■ What needs to be done ■
Go through the records and extract every line with the word "content".

**********

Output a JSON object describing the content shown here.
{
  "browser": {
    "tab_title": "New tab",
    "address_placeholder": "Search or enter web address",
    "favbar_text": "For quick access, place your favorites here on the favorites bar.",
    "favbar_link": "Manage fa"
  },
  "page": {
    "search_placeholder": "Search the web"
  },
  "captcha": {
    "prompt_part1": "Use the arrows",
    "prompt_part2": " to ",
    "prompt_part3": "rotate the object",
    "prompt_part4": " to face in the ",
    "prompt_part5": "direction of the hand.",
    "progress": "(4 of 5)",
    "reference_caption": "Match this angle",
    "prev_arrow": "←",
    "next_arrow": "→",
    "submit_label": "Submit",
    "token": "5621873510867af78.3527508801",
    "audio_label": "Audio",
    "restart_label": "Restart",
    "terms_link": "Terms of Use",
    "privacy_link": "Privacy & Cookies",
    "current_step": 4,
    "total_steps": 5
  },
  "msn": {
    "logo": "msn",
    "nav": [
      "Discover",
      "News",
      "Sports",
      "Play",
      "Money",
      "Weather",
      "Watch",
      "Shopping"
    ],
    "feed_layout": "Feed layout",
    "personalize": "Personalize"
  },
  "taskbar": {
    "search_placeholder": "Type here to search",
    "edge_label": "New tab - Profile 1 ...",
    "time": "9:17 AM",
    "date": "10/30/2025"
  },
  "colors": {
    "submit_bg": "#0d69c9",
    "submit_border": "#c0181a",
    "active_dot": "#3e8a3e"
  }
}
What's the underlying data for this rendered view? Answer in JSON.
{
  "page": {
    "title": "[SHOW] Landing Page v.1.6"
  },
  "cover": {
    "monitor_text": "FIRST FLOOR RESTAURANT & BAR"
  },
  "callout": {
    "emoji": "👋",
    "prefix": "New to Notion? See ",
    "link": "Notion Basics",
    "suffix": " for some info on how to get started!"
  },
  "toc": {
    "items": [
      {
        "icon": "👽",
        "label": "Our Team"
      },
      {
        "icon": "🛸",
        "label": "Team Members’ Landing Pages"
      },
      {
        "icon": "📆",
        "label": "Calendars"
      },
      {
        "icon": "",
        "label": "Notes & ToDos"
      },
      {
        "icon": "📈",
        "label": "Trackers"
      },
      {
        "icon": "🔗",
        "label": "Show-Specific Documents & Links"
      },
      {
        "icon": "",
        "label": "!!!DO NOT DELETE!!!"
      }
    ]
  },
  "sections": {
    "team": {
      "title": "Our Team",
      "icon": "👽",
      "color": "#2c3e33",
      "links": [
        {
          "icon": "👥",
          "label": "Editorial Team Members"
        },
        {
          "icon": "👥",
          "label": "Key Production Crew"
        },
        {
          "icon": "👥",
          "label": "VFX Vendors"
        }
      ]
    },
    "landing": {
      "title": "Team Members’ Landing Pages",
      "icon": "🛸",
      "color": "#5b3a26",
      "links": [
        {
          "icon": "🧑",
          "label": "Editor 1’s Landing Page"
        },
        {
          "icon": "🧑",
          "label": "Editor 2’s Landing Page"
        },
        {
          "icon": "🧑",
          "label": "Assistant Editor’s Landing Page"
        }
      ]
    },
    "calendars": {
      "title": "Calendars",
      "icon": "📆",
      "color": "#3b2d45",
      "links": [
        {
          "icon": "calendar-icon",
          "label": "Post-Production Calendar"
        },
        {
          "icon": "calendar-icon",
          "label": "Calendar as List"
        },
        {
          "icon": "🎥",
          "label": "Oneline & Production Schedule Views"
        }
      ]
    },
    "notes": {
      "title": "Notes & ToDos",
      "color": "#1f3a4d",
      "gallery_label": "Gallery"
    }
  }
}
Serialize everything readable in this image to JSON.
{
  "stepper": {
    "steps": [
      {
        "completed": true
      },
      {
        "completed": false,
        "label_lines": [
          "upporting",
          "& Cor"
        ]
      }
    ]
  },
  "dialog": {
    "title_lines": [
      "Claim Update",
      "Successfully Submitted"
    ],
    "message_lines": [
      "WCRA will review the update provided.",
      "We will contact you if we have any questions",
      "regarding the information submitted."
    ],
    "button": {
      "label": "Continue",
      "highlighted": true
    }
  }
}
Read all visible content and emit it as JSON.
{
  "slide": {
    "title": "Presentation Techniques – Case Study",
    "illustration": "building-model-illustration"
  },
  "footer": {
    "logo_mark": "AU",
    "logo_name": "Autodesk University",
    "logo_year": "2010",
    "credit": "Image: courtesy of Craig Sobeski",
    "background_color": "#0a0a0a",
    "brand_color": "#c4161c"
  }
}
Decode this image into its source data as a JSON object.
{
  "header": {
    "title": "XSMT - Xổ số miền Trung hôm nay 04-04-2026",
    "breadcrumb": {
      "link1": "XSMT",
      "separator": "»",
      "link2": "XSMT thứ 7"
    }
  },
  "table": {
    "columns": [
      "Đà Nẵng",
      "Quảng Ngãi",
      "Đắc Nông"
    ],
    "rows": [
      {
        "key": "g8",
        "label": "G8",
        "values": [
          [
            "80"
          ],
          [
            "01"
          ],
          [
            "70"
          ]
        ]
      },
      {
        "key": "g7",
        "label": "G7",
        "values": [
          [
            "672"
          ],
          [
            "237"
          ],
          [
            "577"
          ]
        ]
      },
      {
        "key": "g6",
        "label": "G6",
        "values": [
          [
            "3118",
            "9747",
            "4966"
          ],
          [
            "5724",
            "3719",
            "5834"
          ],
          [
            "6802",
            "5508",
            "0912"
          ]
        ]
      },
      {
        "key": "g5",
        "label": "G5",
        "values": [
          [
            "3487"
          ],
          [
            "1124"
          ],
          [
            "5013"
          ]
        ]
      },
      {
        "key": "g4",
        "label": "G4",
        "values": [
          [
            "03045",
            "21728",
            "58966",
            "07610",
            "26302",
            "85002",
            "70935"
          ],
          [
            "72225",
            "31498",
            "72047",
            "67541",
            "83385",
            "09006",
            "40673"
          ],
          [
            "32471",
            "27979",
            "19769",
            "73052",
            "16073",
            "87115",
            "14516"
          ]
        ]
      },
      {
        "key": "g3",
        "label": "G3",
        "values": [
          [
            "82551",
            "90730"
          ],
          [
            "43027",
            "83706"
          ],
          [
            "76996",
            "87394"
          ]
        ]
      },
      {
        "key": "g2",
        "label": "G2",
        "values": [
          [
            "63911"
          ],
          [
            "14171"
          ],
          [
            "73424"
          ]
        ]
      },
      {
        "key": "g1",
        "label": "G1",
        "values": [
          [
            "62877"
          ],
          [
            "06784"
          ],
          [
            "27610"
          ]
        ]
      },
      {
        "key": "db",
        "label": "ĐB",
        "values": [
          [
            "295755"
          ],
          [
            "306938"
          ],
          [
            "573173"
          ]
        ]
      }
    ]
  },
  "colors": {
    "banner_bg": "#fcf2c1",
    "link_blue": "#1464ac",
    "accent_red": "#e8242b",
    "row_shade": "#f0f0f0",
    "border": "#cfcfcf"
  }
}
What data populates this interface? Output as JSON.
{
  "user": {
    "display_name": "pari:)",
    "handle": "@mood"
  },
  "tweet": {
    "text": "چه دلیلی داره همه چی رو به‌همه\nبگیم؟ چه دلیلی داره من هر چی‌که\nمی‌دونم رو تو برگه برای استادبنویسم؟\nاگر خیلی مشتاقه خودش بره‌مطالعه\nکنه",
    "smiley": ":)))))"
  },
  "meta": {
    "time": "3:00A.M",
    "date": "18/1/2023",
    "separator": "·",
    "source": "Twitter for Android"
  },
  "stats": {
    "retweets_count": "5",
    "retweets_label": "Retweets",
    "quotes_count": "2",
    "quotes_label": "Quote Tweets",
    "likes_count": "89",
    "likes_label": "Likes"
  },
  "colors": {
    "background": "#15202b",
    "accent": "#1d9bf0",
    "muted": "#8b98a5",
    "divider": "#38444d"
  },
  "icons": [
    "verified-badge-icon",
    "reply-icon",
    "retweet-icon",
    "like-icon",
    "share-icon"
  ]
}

**********

■ Result of this exercise ■
Output a JSON object describing the content shown here.
Read all visible content and emit it as JSON.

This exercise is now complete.